| Instruction |
Locate the lines where "Thạc" occurs and copy them as they stand.

| Data records |
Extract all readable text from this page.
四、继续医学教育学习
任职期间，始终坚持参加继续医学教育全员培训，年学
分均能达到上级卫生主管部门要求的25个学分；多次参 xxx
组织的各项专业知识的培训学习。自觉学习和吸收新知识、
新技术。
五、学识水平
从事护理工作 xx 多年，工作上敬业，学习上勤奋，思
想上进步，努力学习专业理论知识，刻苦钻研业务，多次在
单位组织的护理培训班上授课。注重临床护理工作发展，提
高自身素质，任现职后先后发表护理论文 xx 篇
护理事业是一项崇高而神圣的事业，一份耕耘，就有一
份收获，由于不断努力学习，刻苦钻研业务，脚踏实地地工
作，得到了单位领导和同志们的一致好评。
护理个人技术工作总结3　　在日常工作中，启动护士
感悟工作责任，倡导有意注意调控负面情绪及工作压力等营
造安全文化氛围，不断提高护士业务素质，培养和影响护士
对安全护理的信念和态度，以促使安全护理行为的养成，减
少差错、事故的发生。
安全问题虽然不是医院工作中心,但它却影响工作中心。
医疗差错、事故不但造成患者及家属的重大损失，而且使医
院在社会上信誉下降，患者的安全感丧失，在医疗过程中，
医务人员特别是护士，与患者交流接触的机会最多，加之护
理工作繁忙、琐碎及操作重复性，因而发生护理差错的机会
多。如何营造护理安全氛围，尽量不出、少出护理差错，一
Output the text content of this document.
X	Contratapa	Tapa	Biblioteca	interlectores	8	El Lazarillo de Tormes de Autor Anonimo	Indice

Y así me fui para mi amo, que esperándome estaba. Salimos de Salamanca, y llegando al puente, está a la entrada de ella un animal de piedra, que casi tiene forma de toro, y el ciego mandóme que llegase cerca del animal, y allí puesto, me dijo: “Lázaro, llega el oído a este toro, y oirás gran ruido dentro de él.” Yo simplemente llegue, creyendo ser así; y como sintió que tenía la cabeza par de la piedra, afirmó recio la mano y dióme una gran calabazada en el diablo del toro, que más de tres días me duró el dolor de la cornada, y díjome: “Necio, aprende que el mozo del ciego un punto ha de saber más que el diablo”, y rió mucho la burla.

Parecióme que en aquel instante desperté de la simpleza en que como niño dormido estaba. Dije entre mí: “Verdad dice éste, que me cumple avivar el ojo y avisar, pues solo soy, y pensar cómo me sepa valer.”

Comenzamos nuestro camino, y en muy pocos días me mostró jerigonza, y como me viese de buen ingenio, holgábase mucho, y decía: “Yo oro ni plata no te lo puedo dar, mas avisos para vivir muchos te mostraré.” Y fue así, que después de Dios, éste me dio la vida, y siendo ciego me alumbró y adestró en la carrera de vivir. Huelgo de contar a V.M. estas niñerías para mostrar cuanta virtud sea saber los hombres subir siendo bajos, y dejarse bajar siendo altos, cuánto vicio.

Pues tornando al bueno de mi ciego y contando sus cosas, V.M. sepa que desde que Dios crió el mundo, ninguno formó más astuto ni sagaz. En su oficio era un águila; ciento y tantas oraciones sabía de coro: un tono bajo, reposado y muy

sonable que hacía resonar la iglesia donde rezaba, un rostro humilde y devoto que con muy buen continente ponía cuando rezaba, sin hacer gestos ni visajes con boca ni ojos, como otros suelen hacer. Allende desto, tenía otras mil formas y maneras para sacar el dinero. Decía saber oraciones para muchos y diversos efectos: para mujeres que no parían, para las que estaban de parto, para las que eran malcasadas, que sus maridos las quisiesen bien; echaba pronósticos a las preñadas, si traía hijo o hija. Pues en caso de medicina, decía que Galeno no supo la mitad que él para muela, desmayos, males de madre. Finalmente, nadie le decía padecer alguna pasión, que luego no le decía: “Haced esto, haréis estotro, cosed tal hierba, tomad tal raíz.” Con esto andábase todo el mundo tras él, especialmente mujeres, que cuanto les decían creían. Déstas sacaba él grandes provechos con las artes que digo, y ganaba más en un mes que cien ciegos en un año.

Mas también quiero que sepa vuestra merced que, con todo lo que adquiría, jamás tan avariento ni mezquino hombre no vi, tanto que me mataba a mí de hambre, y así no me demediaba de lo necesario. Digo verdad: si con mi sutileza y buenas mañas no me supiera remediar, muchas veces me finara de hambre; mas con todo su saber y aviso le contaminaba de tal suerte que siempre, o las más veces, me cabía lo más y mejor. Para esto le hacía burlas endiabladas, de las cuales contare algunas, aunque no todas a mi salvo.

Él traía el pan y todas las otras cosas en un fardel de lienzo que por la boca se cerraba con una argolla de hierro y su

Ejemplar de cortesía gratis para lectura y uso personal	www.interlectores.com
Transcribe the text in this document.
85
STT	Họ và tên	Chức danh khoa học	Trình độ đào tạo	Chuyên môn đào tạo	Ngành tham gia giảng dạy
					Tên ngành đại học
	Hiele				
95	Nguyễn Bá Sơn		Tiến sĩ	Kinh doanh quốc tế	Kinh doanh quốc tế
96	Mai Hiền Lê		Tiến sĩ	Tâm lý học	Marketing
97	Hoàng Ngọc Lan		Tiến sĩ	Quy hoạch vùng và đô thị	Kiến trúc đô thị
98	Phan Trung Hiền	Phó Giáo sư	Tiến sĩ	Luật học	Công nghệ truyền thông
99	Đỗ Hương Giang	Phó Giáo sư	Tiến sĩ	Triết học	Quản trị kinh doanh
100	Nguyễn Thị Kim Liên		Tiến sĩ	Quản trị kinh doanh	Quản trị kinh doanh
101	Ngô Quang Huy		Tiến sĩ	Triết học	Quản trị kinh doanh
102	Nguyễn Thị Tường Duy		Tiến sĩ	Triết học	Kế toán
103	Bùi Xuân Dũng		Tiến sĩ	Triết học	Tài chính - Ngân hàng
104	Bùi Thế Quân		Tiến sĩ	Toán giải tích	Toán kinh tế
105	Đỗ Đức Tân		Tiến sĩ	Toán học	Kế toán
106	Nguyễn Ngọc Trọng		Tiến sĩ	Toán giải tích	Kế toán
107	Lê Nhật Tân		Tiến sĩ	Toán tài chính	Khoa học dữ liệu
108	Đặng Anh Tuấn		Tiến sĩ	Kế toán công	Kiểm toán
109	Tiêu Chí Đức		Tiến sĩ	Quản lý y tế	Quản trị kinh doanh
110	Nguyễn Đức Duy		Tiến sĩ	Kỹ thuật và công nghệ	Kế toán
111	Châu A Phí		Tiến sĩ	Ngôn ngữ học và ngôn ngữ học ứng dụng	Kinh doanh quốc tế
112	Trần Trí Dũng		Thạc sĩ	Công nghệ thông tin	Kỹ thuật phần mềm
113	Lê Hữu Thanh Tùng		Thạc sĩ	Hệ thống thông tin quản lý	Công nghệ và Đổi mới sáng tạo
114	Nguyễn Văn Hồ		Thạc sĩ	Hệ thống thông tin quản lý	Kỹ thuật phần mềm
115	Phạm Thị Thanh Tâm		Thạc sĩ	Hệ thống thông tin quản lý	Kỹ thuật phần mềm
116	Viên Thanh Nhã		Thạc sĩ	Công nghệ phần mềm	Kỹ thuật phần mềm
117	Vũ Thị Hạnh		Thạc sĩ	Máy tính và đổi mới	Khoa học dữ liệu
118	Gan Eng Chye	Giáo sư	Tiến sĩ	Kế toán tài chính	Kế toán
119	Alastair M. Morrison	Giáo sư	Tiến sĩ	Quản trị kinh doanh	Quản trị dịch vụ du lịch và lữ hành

| Full response |
112	Trần Trí Dũng		Thạc sĩ	Công nghệ thông tin	Kỹ thuật phần mềm
113	Lê Hữu Thanh Tùng		Thạc sĩ	Hệ thống thông tin quản lý	Công nghệ và Đổi mới sáng tạo
114	Nguyễn Văn Hồ		Thạc sĩ	Hệ thống thông tin quản lý	Kỹ thuật phần mềm
115	Phạm Thị Thanh Tâm		Thạc sĩ	Hệ thống thông tin quản lý	Kỹ thuật phần mềm
116	Viên Thanh Nhã		Thạc sĩ	Công nghệ phần mềm	Kỹ thuật phần mềm
117	Vũ Thị Hạnh		Thạc sĩ	Máy tính và đổi mới	Khoa học dữ liệu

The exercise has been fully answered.